▶ [THE PROBLEM]
From the records, copy out everything from the line containing "time-range-picker[interactable]: Last 7" down to the line containing "temp-area [149, 112, 2114, 282]", keeping both of those lines.

▶ [RECORD LIST]
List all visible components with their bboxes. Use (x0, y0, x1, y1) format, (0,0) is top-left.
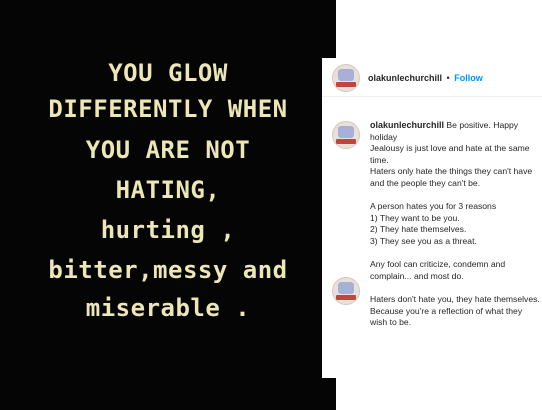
avatar-band (336, 139, 356, 144)
quote-line: DIFFERENTLY WHEN (48, 95, 288, 123)
quote-line: HATING, (115, 176, 221, 204)
avatar-face (338, 126, 354, 138)
avatar-band (336, 295, 356, 300)
quote-line: miserable . (85, 294, 251, 322)
caption-line: Haters don't hate you, they hate themsel… (370, 293, 540, 328)
caption-line: 3) They see you as a threat. (370, 235, 477, 246)
avatar-band (336, 82, 356, 87)
post-image: YOU GLOW DIFFERENTLY WHEN YOU ARE NOT HA… (0, 0, 336, 410)
post-caption: olakunlechurchill Be positive. Happy hol… (370, 120, 540, 329)
quote-line: YOU GLOW (108, 59, 228, 87)
follow-button[interactable]: Follow (454, 73, 483, 83)
quote-line: bitter,messy and (48, 256, 288, 284)
avatar-face (338, 282, 354, 294)
caption-line: Jealousy is just love and hate at the sa… (370, 143, 530, 165)
caption-line: 2) They hate themselves. (370, 224, 467, 235)
header-text: olakunlechurchill • Follow (368, 73, 483, 83)
caption-line: Haters only hate the things they can't h… (370, 166, 533, 188)
post-header: olakunlechurchill • Follow (322, 58, 542, 97)
caption-line: A person hates you for 3 reasons (370, 201, 497, 212)
caption-first-line: olakunlechurchill Be positive. Happy hol… (370, 120, 540, 143)
caption-line: Any fool can criticize, condemn and comp… (370, 259, 506, 281)
avatar[interactable] (332, 64, 360, 92)
avatar-face (338, 69, 354, 81)
quote-line: hurting , (100, 216, 236, 244)
caption-avatar[interactable] (332, 121, 360, 149)
caption-username[interactable]: olakunlechurchill (370, 120, 444, 130)
post-side-panel: olakunlechurchill • Follow olakunlechurc… (322, 58, 542, 378)
quote-line: YOU ARE NOT (85, 136, 251, 164)
separator-dot: • (446, 73, 450, 83)
caption-line: 1) They want to be you. (370, 212, 460, 223)
username-link[interactable]: olakunlechurchill (368, 73, 442, 83)
comment-avatar[interactable] (332, 277, 360, 305)
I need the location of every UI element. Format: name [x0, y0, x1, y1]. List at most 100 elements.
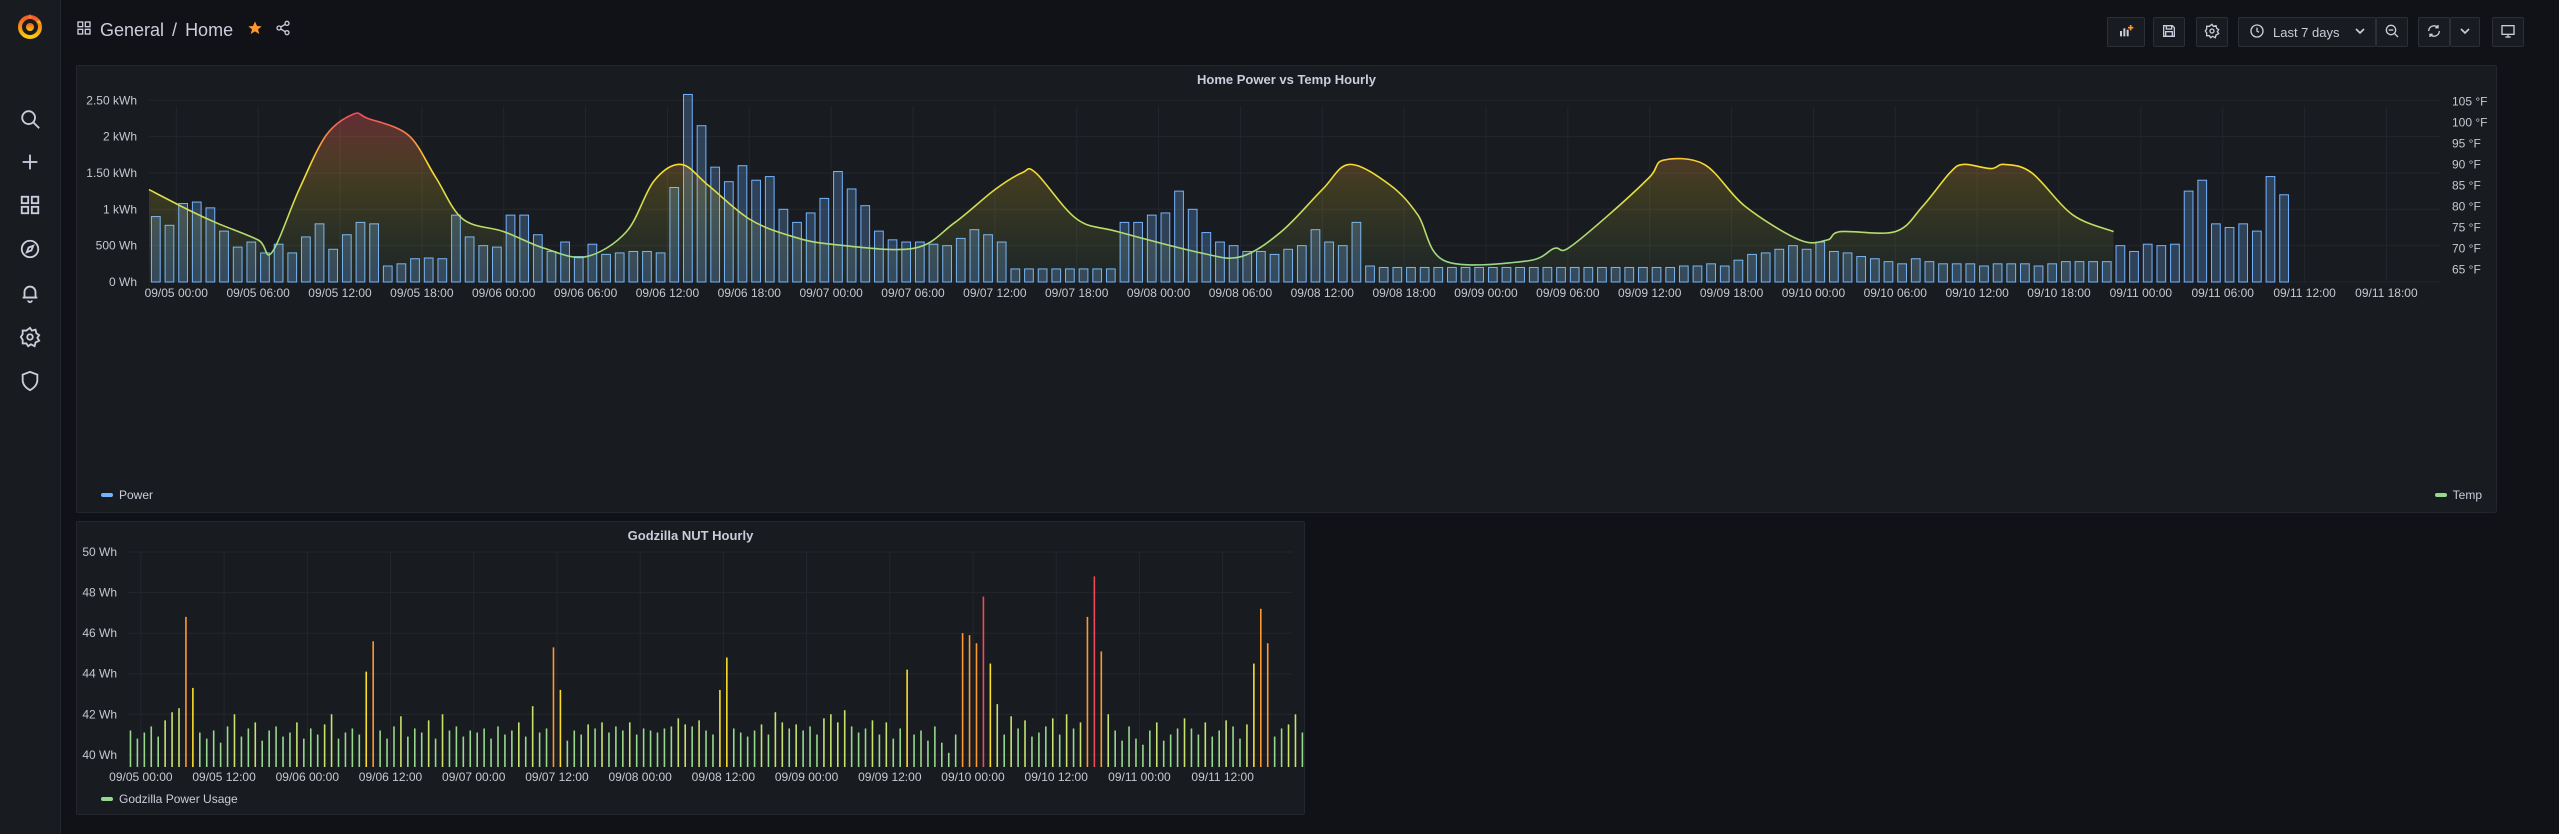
time-range-picker[interactable]: Last 7 days [2238, 17, 2376, 47]
legend-godzilla[interactable]: Godzilla Power Usage [101, 792, 238, 806]
y-tick-label: 44 Wh [82, 667, 117, 681]
x-tick-label: 09/10 00:00 [1782, 286, 1846, 300]
refresh-interval-dropdown[interactable] [2450, 17, 2480, 47]
y-tick-label: 1.50 kWh [86, 166, 137, 180]
power-bar [2279, 194, 2289, 283]
x-tick-label: 09/05 00:00 [109, 770, 173, 784]
temp-area [149, 112, 2114, 282]
y-tick-label: 42 Wh [82, 707, 117, 721]
x-tick-label: 09/11 12:00 [1191, 770, 1254, 784]
power-bar [2142, 243, 2153, 283]
y2-tick-label: 95 °F [2452, 136, 2481, 150]
save-icon [2161, 23, 2177, 42]
y2-tick-label: 65 °F [2452, 262, 2481, 276]
x-tick-label: 09/05 18:00 [390, 286, 454, 300]
x-tick-label: 09/10 12:00 [1945, 286, 2009, 300]
x-tick-label: 09/11 12:00 [2273, 286, 2336, 300]
sidebar [0, 0, 61, 834]
breadcrumb-dashboard[interactable]: Home [185, 20, 233, 41]
share-icon[interactable] [275, 20, 291, 41]
shield-icon[interactable] [18, 369, 42, 393]
top-nav-bar: General / Home Last 7 days [60, 0, 2559, 64]
y-tick-label: 1 kWh [103, 202, 137, 216]
chevron-down-icon [2457, 23, 2473, 42]
y-tick-label: 48 Wh [82, 586, 117, 600]
x-tick-label: 09/07 18:00 [1045, 286, 1109, 300]
y-tick-label: 0 Wh [109, 275, 137, 289]
gear-icon[interactable] [18, 325, 42, 349]
zoom-out-button[interactable] [2376, 17, 2408, 47]
zoom-out-icon [2384, 23, 2400, 42]
add-panel-button[interactable] [2107, 17, 2145, 47]
x-tick-label: 09/08 00:00 [608, 770, 672, 784]
x-tick-label: 09/07 12:00 [525, 770, 589, 784]
y-tick-label: 2 kWh [103, 130, 137, 144]
settings-icon [2204, 22, 2220, 42]
x-tick-label: 09/06 12:00 [359, 770, 423, 784]
dashboards-icon[interactable] [18, 193, 42, 217]
x-tick-label: 09/11 18:00 [2355, 286, 2418, 300]
x-tick-label: 09/10 12:00 [1025, 770, 1089, 784]
refresh-icon [2426, 23, 2442, 42]
dashboard-settings-button[interactable] [2196, 17, 2228, 47]
explore-icon[interactable] [18, 237, 42, 261]
save-dashboard-button[interactable] [2153, 17, 2185, 47]
power-bar [2170, 243, 2180, 283]
y2-tick-label: 85 °F [2452, 178, 2481, 192]
power-bar [2211, 223, 2221, 283]
power-temp-chart: 0 Wh 500 Wh 1 kWh 1.50 kWh 2 kWh 2.50 kWh 65 °… [86, 93, 2487, 300]
x-tick-label: 09/06 06:00 [554, 286, 618, 300]
grid-icon [76, 20, 92, 41]
x-tick-label: 09/08 18:00 [1372, 286, 1436, 300]
x-tick-label: 09/07 00:00 [799, 286, 863, 300]
refresh-button[interactable] [2418, 17, 2450, 47]
x-tick-label: 09/08 12:00 [692, 770, 756, 784]
legend-swatch [2434, 493, 2447, 497]
time-range-label: Last 7 days [2273, 24, 2340, 40]
power-bar [2183, 190, 2194, 283]
y2-tick-label: 90 °F [2452, 157, 2481, 171]
y2-tick-label: 100 °F [2452, 115, 2487, 129]
y2-tick-label: 75 °F [2452, 220, 2481, 234]
add-panel-icon [2118, 23, 2134, 42]
x-tick-label: 09/11 00:00 [1108, 770, 1171, 784]
y2-tick-label: 80 °F [2452, 199, 2481, 213]
panel-godzilla-nut[interactable]: Godzilla NUT Hourly 40 Wh 42 Wh 44 Wh 46 Wh… [76, 521, 1305, 815]
x-tick-label: 09/07 12:00 [963, 286, 1027, 300]
y-tick-label: 46 Wh [82, 626, 117, 640]
x-tick-label: 09/05 12:00 [308, 286, 372, 300]
x-tick-label: 09/07 00:00 [442, 770, 506, 784]
x-tick-label: 09/11 06:00 [2191, 286, 2254, 300]
power-bar [2129, 250, 2139, 283]
x-tick-label: 09/05 00:00 [145, 286, 209, 300]
alert-bell-icon[interactable] [18, 281, 42, 305]
legend-temp[interactable]: Temp [2434, 488, 2482, 502]
legend-swatch [101, 493, 113, 497]
search-icon[interactable] [18, 107, 42, 131]
x-tick-label: 09/09 06:00 [1536, 286, 1600, 300]
x-tick-label: 09/06 18:00 [718, 286, 782, 300]
power-bar [2197, 179, 2208, 283]
x-tick-label: 09/08 06:00 [1209, 286, 1273, 300]
panel-home-power-temp[interactable]: Home Power vs Temp Hourly 0 Wh 500 Wh 1 kW… [76, 65, 2497, 513]
star-icon[interactable] [247, 20, 263, 41]
legend-label: Power [119, 488, 154, 502]
x-tick-label: 09/08 12:00 [1291, 286, 1355, 300]
godzilla-nut-chart: 40 Wh 42 Wh 44 Wh 46 Wh 48 Wh 50 Wh 09/05 00:0… [82, 545, 1304, 784]
power-bar [2224, 226, 2235, 283]
grafana-logo-icon[interactable] [15, 12, 45, 42]
x-tick-label: 09/06 12:00 [636, 286, 700, 300]
power-bar [2156, 245, 2167, 283]
plus-icon[interactable] [18, 150, 42, 174]
plot-area: 40 Wh 42 Wh 44 Wh 46 Wh 48 Wh 50 Wh 09/05 00:0… [82, 545, 1304, 784]
x-tick-label: 09/10 00:00 [941, 770, 1005, 784]
legend-power[interactable]: Power [101, 488, 153, 502]
y-tick-label: 500 Wh [96, 239, 137, 253]
power-bar [2251, 230, 2262, 283]
x-tick-label: 09/09 00:00 [775, 770, 839, 784]
x-tick-label: 09/11 00:00 [2110, 286, 2173, 300]
tv-mode-button[interactable] [2492, 17, 2524, 47]
breadcrumb-folder[interactable]: General [100, 20, 164, 41]
x-tick-label: 09/09 18:00 [1700, 286, 1764, 300]
legend-swatch [101, 797, 113, 801]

▶ [TASK SOLUTION]
time-range-picker[interactable]: Last 7 days [2238, 17, 2376, 47]
legend-godzilla[interactable]: Godzilla Power Usage [101, 792, 238, 806]
y-tick-label: 44 Wh [82, 667, 117, 681]
x-tick-label: 09/10 00:00 [1782, 286, 1846, 300]
refresh-interval-dropdown[interactable] [2450, 17, 2480, 47]
y-tick-label: 1.50 kWh [86, 166, 137, 180]
power-bar [2279, 194, 2289, 283]
x-tick-label: 09/05 00:00 [109, 770, 173, 784]
temp-area [149, 112, 2114, 282]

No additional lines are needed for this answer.